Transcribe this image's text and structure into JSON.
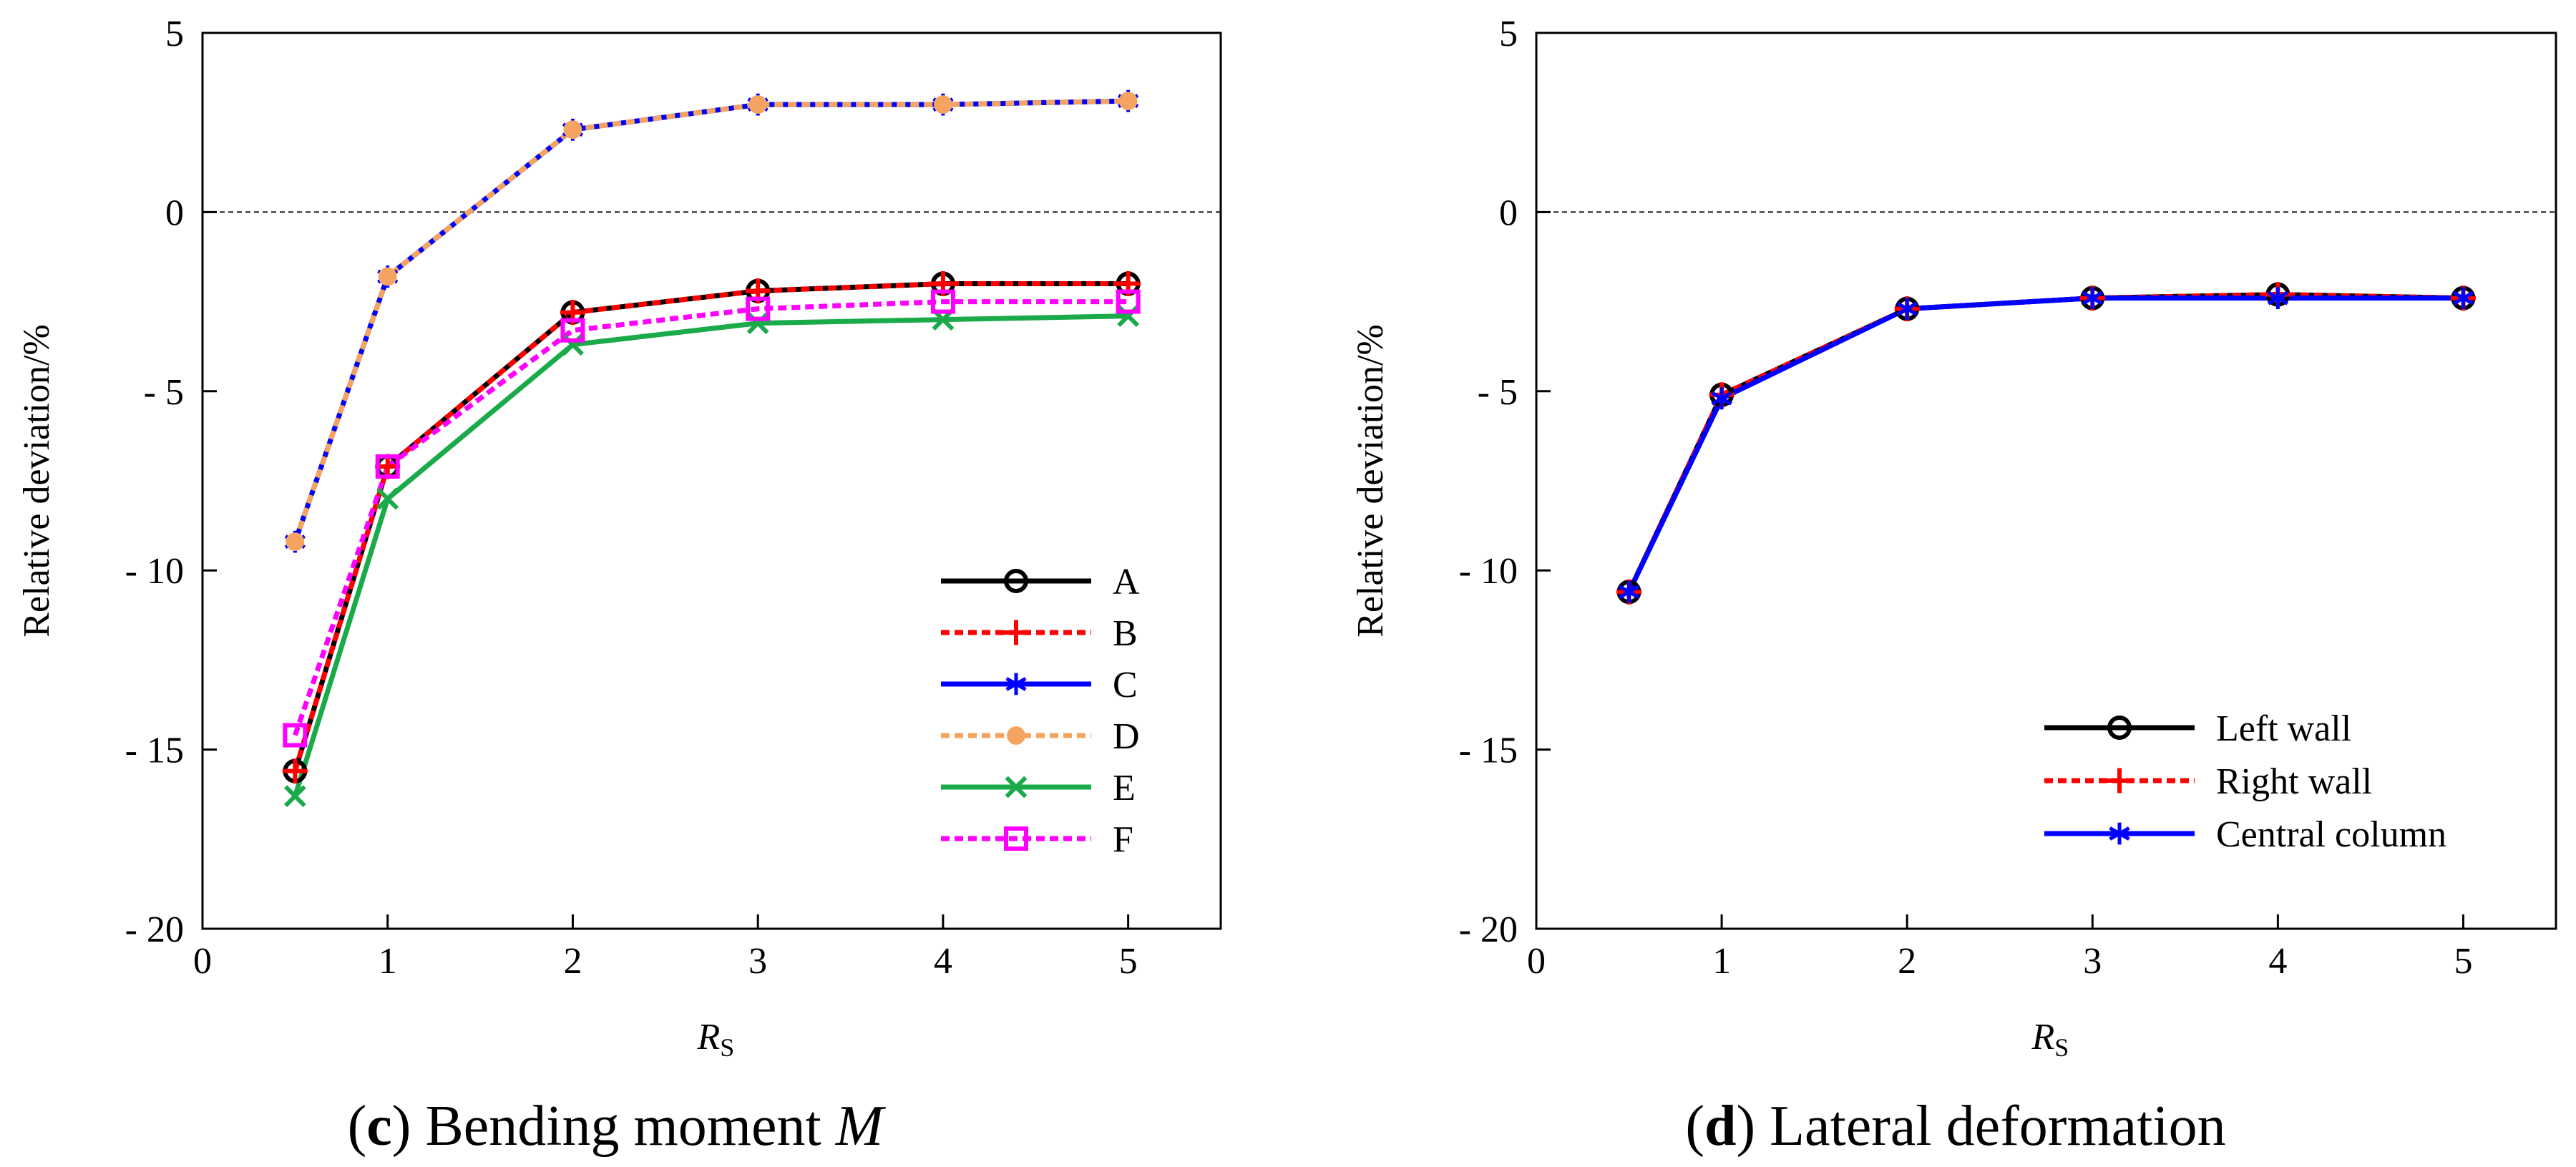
{
  "chart_data": [
    {
      "type": "line",
      "panel": "c",
      "caption": {
        "letter": "(c)",
        "text": " Bending moment ",
        "symbol": "M"
      },
      "xlabel": {
        "main": "R",
        "sub": "S"
      },
      "ylabel": "Relative deviation/%",
      "xlim": [
        0,
        5.5
      ],
      "ylim": [
        -20,
        5
      ],
      "xticks": [
        0,
        1,
        2,
        3,
        4,
        5
      ],
      "xtick_labels": [
        "0",
        "1",
        "2",
        "3",
        "4",
        "5"
      ],
      "yticks": [
        5,
        0,
        -5,
        -10,
        -15,
        -20
      ],
      "ytick_labels": [
        "5",
        "0",
        "- 5",
        "- 10",
        "- 15",
        "- 20"
      ],
      "zero_line": true,
      "legend_position": "bottom-right",
      "x": [
        0.5,
        1,
        2,
        3,
        4,
        5
      ],
      "series": [
        {
          "name": "A",
          "color": "#000000",
          "dash": "solid",
          "marker": "circle",
          "values": [
            -15.6,
            -7.1,
            -2.8,
            -2.2,
            -2.0,
            -2.0
          ]
        },
        {
          "name": "B",
          "color": "#ff0000",
          "dash": "dotted",
          "marker": "plus",
          "values": [
            -15.6,
            -7.1,
            -2.8,
            -2.2,
            -2.0,
            -2.0
          ]
        },
        {
          "name": "C",
          "color": "#0000ff",
          "dash": "solid",
          "marker": "asterisk",
          "values": [
            -9.2,
            -1.8,
            2.3,
            3.0,
            3.0,
            3.1
          ]
        },
        {
          "name": "D",
          "color": "#f4a460",
          "dash": "dotted",
          "marker": "filled-circle",
          "values": [
            -9.2,
            -1.8,
            2.3,
            3.0,
            3.0,
            3.1
          ]
        },
        {
          "name": "E",
          "color": "#1aaa4a",
          "dash": "solid",
          "marker": "x",
          "values": [
            -16.3,
            -8.0,
            -3.7,
            -3.1,
            -3.0,
            -2.9
          ]
        },
        {
          "name": "F",
          "color": "#ff00ff",
          "dash": "dotted",
          "marker": "square",
          "values": [
            -14.6,
            -7.1,
            -3.3,
            -2.7,
            -2.5,
            -2.5
          ]
        }
      ]
    },
    {
      "type": "line",
      "panel": "d",
      "caption": {
        "letter": "(d)",
        "text": " Lateral deformation"
      },
      "xlabel": {
        "main": "R",
        "sub": "S"
      },
      "ylabel": "Relative deviation/%",
      "xlim": [
        0,
        5.5
      ],
      "ylim": [
        -20,
        5
      ],
      "xticks": [
        0,
        1,
        2,
        3,
        4,
        5
      ],
      "xtick_labels": [
        "0",
        "1",
        "2",
        "3",
        "4",
        "5"
      ],
      "yticks": [
        5,
        0,
        -5,
        -10,
        -15,
        -20
      ],
      "ytick_labels": [
        "5",
        "0",
        "- 5",
        "- 10",
        "- 15",
        "- 20"
      ],
      "zero_line": true,
      "legend_position": "bottom-right",
      "x": [
        0.5,
        1,
        2,
        3,
        4,
        5
      ],
      "series": [
        {
          "name": "Left wall",
          "color": "#000000",
          "dash": "solid",
          "marker": "circle",
          "values": [
            -10.6,
            -5.1,
            -2.7,
            -2.4,
            -2.3,
            -2.4
          ]
        },
        {
          "name": "Right wall",
          "color": "#ff0000",
          "dash": "dotted",
          "marker": "plus",
          "values": [
            -10.6,
            -5.1,
            -2.7,
            -2.4,
            -2.3,
            -2.4
          ]
        },
        {
          "name": "Central column",
          "color": "#0000ff",
          "dash": "solid",
          "marker": "asterisk",
          "values": [
            -10.6,
            -5.2,
            -2.7,
            -2.4,
            -2.4,
            -2.4
          ]
        }
      ]
    }
  ]
}
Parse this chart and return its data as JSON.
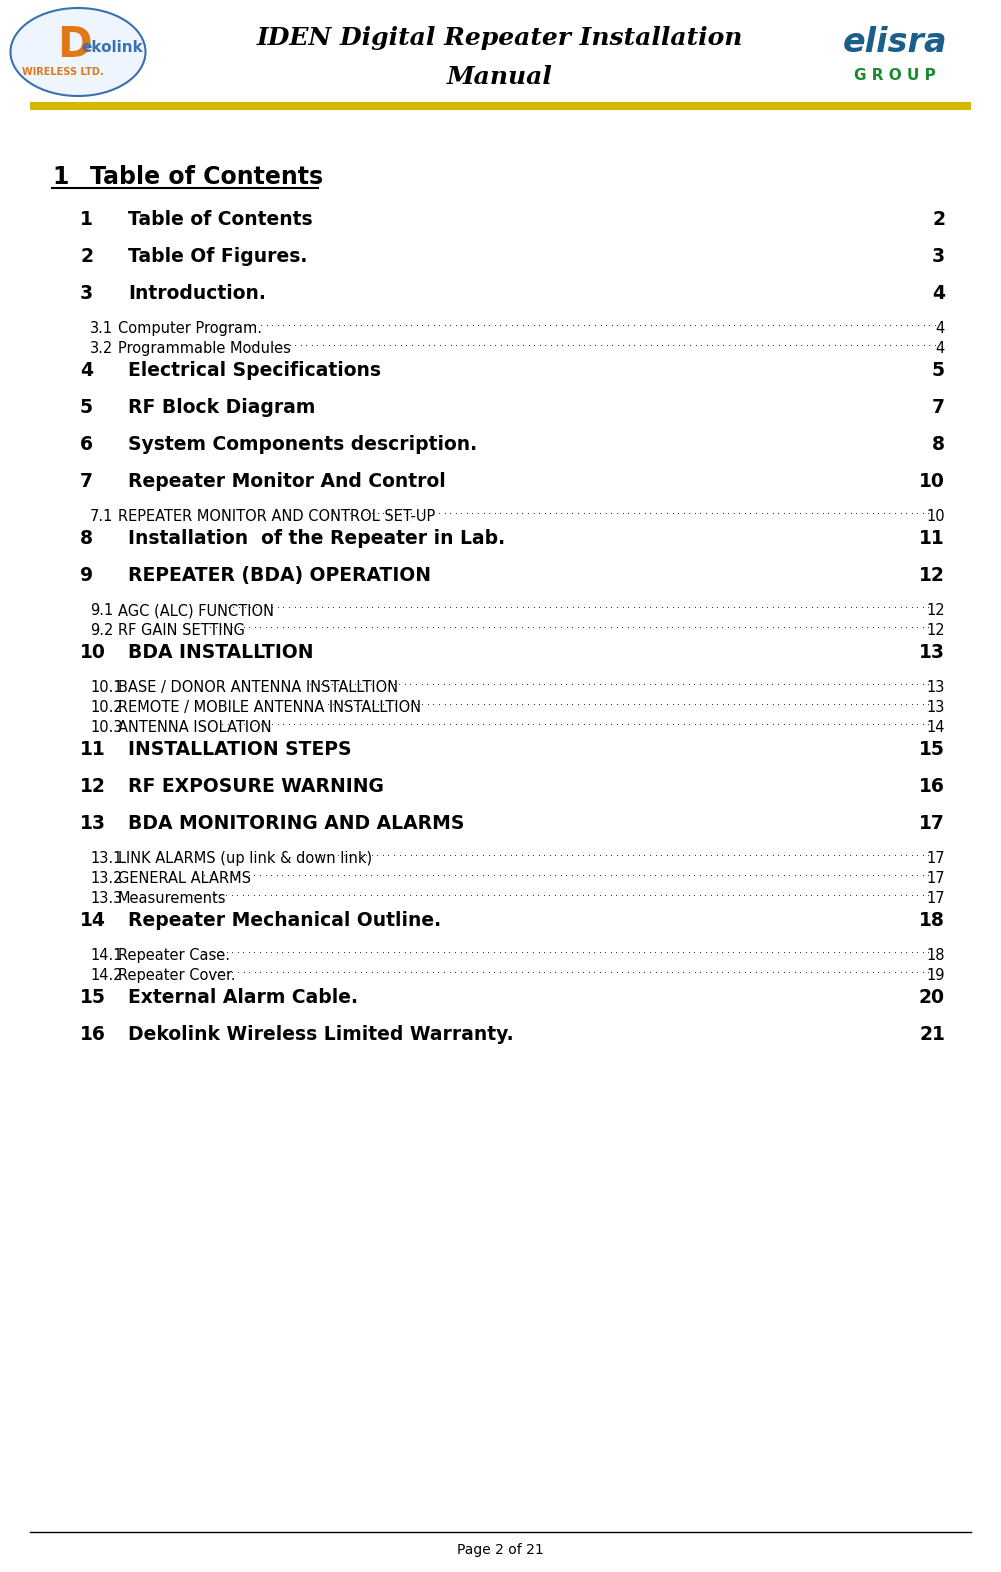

# WORK TO COMPLETE
Reproduce every entry word for word, but omit the pictures.

# REPLY TO THE TASK
Transcribe this image's text and structure into JSON.
{
  "chart_data": [
    {
      "type": "line",
      "panel": "c",
      "caption": {
        "letter": "(c)",
        "text": " Bending moment ",
        "symbol": "M"
      },
      "xlabel": {
        "main": "R",
        "sub": "S"
      },
      "ylabel": "Relative deviation/%",
      "xlim": [
        0,
        5.5
      ],
      "ylim": [
        -20,
        5
      ],
      "xticks": [
        0,
        1,
        2,
        3,
        4,
        5
      ],
      "xtick_labels": [
        "0",
        "1",
        "2",
        "3",
        "4",
        "5"
      ],
      "yticks": [
        5,
        0,
        -5,
        -10,
        -15,
        -20
      ],
      "ytick_labels": [
        "5",
        "0",
        "- 5",
        "- 10",
        "- 15",
        "- 20"
      ],
      "zero_line": true,
      "legend_position": "bottom-right",
      "x": [
        0.5,
        1,
        2,
        3,
        4,
        5
      ],
      "series": [
        {
          "name": "A",
          "color": "#000000",
          "dash": "solid",
          "marker": "circle",
          "values": [
            -15.6,
            -7.1,
            -2.8,
            -2.2,
            -2.0,
            -2.0
          ]
        },
        {
          "name": "B",
          "color": "#ff0000",
          "dash": "dotted",
          "marker": "plus",
          "values": [
            -15.6,
            -7.1,
            -2.8,
            -2.2,
            -2.0,
            -2.0
          ]
        },
        {
          "name": "C",
          "color": "#0000ff",
          "dash": "solid",
          "marker": "asterisk",
          "values": [
            -9.2,
            -1.8,
            2.3,
            3.0,
            3.0,
            3.1
          ]
        },
        {
          "name": "D",
          "color": "#f4a460",
          "dash": "dotted",
          "marker": "filled-circle",
          "values": [
            -9.2,
            -1.8,
            2.3,
            3.0,
            3.0,
            3.1
          ]
        },
        {
          "name": "E",
          "color": "#1aaa4a",
          "dash": "solid",
          "marker": "x",
          "values": [
            -16.3,
            -8.0,
            -3.7,
            -3.1,
            -3.0,
            -2.9
          ]
        },
        {
          "name": "F",
          "color": "#ff00ff",
          "dash": "dotted",
          "marker": "square",
          "values": [
            -14.6,
            -7.1,
            -3.3,
            -2.7,
            -2.5,
            -2.5
          ]
        }
      ]
    },
    {
      "type": "line",
      "panel": "d",
      "caption": {
        "letter": "(d)",
        "text": " Lateral deformation"
      },
      "xlabel": {
        "main": "R",
        "sub": "S"
      },
      "ylabel": "Relative deviation/%",
      "xlim": [
        0,
        5.5
      ],
      "ylim": [
        -20,
        5
      ],
      "xticks": [
        0,
        1,
        2,
        3,
        4,
        5
      ],
      "xtick_labels": [
        "0",
        "1",
        "2",
        "3",
        "4",
        "5"
      ],
      "yticks": [
        5,
        0,
        -5,
        -10,
        -15,
        -20
      ],
      "ytick_labels": [
        "5",
        "0",
        "- 5",
        "- 10",
        "- 15",
        "- 20"
      ],
      "zero_line": true,
      "legend_position": "bottom-right",
      "x": [
        0.5,
        1,
        2,
        3,
        4,
        5
      ],
      "series": [
        {
          "name": "Left wall",
          "color": "#000000",
          "dash": "solid",
          "marker": "circle",
          "values": [
            -10.6,
            -5.1,
            -2.7,
            -2.4,
            -2.3,
            -2.4
          ]
        },
        {
          "name": "Right wall",
          "color": "#ff0000",
          "dash": "dotted",
          "marker": "plus",
          "values": [
            -10.6,
            -5.1,
            -2.7,
            -2.4,
            -2.3,
            -2.4
          ]
        },
        {
          "name": "Central column",
          "color": "#0000ff",
          "dash": "solid",
          "marker": "asterisk",
          "values": [
            -10.6,
            -5.2,
            -2.7,
            -2.4,
            -2.4,
            -2.4
          ]
        }
      ]
    }
  ]
}
Parse this chart and return its data as JSON.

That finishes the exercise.